---- Dataset

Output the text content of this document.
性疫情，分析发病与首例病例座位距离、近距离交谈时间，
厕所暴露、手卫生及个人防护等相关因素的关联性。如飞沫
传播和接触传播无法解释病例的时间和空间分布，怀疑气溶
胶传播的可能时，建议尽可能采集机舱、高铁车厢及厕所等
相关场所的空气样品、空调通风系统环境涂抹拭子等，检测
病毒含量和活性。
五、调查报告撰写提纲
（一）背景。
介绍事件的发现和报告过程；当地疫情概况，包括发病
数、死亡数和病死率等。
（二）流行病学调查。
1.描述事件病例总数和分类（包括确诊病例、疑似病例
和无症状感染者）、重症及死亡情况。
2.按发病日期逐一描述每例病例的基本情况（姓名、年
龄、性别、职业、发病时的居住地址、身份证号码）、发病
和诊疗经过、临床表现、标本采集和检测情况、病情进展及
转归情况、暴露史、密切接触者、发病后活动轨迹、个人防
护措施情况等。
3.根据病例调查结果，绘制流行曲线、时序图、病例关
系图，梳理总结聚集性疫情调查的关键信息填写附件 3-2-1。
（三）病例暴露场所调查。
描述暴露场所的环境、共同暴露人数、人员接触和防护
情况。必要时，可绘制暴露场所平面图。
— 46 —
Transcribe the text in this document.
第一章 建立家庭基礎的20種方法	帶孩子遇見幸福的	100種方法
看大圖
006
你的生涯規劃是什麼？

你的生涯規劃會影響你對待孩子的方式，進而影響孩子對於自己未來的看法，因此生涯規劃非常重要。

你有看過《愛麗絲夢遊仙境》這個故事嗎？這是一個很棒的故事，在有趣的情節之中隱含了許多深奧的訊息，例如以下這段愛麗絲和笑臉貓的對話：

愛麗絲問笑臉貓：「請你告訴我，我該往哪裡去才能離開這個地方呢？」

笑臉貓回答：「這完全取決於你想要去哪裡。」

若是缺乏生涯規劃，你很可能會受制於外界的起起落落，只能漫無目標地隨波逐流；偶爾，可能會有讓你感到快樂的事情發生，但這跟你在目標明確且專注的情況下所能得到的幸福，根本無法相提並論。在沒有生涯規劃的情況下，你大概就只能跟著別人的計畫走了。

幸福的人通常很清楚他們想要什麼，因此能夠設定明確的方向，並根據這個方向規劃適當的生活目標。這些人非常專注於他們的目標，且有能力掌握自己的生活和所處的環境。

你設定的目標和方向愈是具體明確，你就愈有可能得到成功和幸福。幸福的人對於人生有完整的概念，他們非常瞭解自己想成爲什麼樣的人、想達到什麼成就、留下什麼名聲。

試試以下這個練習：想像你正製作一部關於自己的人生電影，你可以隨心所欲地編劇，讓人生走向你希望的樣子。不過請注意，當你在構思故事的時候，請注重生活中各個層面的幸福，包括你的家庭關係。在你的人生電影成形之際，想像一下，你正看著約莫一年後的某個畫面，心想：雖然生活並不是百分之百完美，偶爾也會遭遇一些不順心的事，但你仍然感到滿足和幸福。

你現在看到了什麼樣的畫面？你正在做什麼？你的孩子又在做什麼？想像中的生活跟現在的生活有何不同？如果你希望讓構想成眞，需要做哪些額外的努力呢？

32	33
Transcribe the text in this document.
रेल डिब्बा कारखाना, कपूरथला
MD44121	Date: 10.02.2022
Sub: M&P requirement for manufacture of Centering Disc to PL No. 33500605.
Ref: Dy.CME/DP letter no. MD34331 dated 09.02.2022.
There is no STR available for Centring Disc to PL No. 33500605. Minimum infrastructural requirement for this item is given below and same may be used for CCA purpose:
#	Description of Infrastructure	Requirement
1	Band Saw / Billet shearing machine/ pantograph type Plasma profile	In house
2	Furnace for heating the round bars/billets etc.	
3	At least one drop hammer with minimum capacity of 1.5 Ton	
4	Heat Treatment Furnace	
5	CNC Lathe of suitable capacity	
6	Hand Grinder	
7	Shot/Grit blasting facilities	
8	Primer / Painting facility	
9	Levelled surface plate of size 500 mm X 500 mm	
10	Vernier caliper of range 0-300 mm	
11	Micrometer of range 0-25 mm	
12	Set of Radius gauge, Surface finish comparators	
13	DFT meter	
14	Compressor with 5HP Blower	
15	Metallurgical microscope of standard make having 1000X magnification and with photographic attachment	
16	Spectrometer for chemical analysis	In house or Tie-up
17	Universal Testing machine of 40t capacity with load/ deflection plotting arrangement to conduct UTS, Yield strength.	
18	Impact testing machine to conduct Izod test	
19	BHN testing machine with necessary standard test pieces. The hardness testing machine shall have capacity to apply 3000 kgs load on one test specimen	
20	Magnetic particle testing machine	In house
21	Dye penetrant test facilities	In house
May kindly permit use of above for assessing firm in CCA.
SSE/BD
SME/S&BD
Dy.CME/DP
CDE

--------

> Problem: Copy each line of the listing that includes "conduct".

> Result:
17	Universal Testing machine of 40t capacity with load/ deflection plotting arrangement to conduct UTS, Yield strength.	
18	Impact testing machine to conduct Izod test	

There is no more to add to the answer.